- EXERCISE AIM:
Check each line of the records for "uses"; collect those that have it.

- SUPPLIED DATA:
* * * *

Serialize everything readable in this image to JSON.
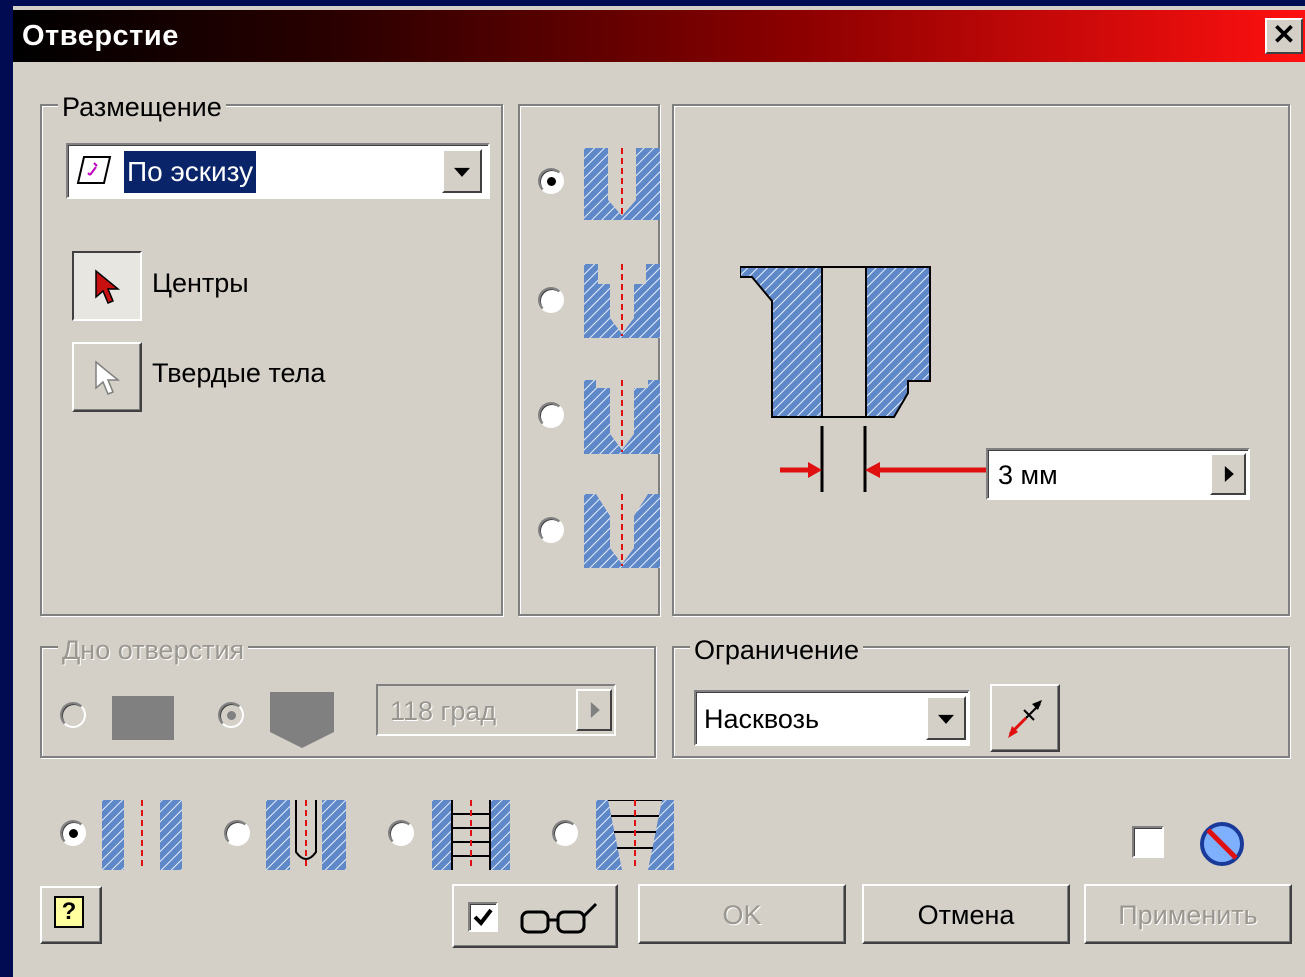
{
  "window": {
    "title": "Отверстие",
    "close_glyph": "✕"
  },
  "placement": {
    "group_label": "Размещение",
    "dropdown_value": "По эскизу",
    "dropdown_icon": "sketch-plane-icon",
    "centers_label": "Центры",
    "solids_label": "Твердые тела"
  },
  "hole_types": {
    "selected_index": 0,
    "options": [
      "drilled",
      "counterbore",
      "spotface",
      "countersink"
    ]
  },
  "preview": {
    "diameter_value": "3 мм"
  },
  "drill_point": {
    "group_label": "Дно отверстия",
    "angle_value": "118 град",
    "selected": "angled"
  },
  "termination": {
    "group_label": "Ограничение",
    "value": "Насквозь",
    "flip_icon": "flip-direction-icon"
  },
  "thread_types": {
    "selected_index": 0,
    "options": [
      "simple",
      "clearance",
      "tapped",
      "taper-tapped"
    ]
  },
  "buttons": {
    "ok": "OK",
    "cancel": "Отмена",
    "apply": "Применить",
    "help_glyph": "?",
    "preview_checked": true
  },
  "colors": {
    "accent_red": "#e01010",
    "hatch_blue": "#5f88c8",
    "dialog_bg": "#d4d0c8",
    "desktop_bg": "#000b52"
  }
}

* * * *

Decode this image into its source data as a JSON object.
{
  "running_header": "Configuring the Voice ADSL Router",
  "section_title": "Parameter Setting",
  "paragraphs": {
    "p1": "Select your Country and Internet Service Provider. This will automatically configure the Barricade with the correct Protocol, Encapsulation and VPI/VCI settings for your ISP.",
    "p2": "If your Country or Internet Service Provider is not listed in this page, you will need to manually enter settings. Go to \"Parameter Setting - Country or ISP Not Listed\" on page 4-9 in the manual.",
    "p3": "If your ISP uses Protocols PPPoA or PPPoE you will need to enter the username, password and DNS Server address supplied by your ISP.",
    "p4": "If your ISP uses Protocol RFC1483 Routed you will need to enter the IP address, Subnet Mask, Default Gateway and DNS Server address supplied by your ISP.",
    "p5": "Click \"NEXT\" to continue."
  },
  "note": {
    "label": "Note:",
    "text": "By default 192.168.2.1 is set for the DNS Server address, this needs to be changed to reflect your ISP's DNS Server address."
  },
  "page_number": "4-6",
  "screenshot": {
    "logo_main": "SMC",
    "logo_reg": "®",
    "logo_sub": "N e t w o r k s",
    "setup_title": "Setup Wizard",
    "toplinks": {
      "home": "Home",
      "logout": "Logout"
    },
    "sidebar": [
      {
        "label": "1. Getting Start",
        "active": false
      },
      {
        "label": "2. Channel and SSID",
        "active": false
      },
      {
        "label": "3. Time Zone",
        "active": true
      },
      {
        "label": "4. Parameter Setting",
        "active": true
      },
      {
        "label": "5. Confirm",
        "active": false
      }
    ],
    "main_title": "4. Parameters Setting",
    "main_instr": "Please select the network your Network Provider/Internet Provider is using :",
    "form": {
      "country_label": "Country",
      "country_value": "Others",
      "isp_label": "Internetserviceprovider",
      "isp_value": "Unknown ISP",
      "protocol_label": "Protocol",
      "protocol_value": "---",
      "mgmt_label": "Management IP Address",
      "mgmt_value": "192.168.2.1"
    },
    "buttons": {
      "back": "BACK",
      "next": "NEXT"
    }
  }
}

* * * *

- OUTPUT OF THE TASK:
    "p3": "If your ISP uses Protocols PPPoA or PPPoE you will need to enter the username, password and DNS Server address supplied by your ISP.",
    "p4": "If your ISP uses Protocol RFC1483 Routed you will need to enter the IP address, Subnet Mask, Default Gateway and DNS Server address supplied by your ISP.",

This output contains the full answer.